*TASK STATEMENT*:
Print the records verbatim, starting at the first line and ending with the line containing "conditions-button[interactable]: ⚙ Conditions", including that line.

*Layout annotation records*:
※ ※ ※
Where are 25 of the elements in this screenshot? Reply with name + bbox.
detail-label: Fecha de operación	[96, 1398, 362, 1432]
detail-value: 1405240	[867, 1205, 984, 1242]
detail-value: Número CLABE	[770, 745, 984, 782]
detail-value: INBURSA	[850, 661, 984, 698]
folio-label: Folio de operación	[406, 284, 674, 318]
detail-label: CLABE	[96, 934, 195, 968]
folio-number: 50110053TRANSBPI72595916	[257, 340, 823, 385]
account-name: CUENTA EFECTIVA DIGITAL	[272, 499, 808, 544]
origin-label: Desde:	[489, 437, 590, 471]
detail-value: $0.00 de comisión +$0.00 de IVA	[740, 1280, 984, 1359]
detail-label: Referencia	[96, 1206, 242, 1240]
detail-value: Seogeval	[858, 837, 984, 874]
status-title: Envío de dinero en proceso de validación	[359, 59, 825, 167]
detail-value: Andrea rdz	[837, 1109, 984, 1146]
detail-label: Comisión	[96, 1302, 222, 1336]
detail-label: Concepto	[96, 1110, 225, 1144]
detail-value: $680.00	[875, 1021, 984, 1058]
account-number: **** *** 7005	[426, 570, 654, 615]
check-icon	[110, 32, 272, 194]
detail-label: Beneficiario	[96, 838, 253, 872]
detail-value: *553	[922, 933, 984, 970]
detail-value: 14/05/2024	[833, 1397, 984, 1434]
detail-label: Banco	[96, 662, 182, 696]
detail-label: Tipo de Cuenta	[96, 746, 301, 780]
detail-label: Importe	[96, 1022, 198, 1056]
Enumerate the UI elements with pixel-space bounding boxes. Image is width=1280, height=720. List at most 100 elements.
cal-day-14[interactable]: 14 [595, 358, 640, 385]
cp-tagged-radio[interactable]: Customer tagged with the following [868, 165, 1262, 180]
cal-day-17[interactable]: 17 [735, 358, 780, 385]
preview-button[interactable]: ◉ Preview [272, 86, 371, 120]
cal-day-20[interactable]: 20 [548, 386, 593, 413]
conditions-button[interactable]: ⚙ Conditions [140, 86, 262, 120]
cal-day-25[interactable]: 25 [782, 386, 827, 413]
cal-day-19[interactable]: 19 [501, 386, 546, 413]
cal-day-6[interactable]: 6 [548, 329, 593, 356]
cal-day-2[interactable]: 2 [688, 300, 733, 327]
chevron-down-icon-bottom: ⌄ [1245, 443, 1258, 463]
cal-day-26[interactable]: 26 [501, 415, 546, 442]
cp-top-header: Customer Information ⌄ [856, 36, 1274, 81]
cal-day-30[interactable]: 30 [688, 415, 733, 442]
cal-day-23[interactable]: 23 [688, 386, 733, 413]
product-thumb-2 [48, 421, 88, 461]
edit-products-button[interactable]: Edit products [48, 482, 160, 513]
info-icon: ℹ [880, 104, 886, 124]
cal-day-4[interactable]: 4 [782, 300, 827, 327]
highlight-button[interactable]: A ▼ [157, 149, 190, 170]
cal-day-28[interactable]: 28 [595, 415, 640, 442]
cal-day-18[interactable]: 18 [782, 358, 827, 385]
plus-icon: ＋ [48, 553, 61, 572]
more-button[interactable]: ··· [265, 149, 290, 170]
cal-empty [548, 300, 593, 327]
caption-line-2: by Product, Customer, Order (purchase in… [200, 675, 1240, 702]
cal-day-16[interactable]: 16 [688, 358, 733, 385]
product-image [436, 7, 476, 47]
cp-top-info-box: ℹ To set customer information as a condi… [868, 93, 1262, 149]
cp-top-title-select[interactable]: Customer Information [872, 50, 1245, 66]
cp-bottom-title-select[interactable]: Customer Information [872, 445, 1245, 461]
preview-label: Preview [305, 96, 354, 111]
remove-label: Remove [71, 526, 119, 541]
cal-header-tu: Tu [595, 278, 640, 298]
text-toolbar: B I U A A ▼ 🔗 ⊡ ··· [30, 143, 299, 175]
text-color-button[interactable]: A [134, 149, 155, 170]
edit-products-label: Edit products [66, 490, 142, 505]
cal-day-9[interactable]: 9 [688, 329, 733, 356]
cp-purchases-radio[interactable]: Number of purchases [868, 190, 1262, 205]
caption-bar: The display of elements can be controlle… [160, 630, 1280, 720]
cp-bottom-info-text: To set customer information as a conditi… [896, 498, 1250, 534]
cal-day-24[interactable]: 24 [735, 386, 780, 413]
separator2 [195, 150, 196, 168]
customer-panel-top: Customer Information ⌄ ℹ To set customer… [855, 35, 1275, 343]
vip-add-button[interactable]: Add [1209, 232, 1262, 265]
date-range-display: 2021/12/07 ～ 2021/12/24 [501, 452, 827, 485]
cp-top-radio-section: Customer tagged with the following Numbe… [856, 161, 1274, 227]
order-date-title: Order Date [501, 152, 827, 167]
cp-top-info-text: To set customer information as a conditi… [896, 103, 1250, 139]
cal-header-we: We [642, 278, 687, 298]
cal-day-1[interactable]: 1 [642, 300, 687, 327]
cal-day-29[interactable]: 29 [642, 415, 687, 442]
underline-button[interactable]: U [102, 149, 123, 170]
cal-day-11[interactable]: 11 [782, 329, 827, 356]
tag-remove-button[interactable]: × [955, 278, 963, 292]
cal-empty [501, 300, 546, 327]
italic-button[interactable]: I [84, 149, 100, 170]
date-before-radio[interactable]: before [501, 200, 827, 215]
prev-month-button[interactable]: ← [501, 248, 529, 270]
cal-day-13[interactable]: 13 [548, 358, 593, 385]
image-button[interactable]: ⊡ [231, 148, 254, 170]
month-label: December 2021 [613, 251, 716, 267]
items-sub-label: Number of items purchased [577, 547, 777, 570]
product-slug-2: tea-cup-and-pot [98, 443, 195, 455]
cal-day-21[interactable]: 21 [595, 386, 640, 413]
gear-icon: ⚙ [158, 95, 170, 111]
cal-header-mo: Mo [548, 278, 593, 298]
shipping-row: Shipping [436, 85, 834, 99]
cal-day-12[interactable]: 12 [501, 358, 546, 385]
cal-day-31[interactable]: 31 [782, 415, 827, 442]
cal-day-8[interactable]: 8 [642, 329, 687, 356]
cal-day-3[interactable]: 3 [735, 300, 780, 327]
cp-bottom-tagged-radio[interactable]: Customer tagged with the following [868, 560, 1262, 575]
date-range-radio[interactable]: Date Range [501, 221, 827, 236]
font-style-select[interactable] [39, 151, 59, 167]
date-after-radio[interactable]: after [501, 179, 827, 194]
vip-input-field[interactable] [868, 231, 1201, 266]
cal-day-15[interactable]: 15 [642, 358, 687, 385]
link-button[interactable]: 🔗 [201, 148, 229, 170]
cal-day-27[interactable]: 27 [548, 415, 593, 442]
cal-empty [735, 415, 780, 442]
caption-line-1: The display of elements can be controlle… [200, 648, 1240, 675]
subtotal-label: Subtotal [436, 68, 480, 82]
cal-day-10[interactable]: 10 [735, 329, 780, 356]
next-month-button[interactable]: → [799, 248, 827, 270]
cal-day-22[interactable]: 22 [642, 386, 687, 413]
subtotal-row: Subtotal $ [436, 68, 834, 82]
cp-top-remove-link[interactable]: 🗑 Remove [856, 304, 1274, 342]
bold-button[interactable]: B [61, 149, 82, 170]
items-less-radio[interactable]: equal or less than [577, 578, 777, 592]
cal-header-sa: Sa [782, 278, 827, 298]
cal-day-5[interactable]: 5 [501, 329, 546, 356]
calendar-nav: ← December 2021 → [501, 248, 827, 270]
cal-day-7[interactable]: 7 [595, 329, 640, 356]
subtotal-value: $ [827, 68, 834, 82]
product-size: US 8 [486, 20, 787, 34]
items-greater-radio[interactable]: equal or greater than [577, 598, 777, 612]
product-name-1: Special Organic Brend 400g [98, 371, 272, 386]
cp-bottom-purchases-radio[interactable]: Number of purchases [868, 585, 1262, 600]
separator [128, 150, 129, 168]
※ ※ ※
*RESULT OF THE TASK*:
Where are 25 of the elements in this screenshot? Reply with name + bbox.
detail-label: Fecha de operación	[96, 1398, 362, 1432]
detail-value: 1405240	[867, 1205, 984, 1242]
detail-value: Número CLABE	[770, 745, 984, 782]
detail-value: INBURSA	[850, 661, 984, 698]
folio-label: Folio de operación	[406, 284, 674, 318]
detail-label: CLABE	[96, 934, 195, 968]
folio-number: 50110053TRANSBPI72595916	[257, 340, 823, 385]
account-name: CUENTA EFECTIVA DIGITAL	[272, 499, 808, 544]
origin-label: Desde:	[489, 437, 590, 471]
detail-value: $0.00 de comisión +$0.00 de IVA	[740, 1280, 984, 1359]
detail-label: Referencia	[96, 1206, 242, 1240]
detail-value: Seogeval	[858, 837, 984, 874]
status-title: Envío de dinero en proceso de validación	[359, 59, 825, 167]
detail-value: Andrea rdz	[837, 1109, 984, 1146]
detail-label: Comisión	[96, 1302, 222, 1336]
detail-label: Concepto	[96, 1110, 225, 1144]
detail-value: $680.00	[875, 1021, 984, 1058]
account-number: **** *** 7005	[426, 570, 654, 615]
check-icon	[110, 32, 272, 194]
detail-label: Beneficiario	[96, 838, 253, 872]
detail-value: *553	[922, 933, 984, 970]
detail-value: 14/05/2024	[833, 1397, 984, 1434]
detail-label: Banco	[96, 662, 182, 696]
detail-label: Tipo de Cuenta	[96, 746, 301, 780]
detail-label: Importe	[96, 1022, 198, 1056]
Enumerate the UI elements with pixel-space bounding boxes. Image is width=1280, height=720. List at most 100 elements.
cal-day-14[interactable]: 14 [595, 358, 640, 385]
cp-tagged-radio[interactable]: Customer tagged with the following [868, 165, 1262, 180]
cal-day-17[interactable]: 17 [735, 358, 780, 385]
preview-button[interactable]: ◉ Preview [272, 86, 371, 120]
cal-day-20[interactable]: 20 [548, 386, 593, 413]
conditions-button[interactable]: ⚙ Conditions [140, 86, 262, 120]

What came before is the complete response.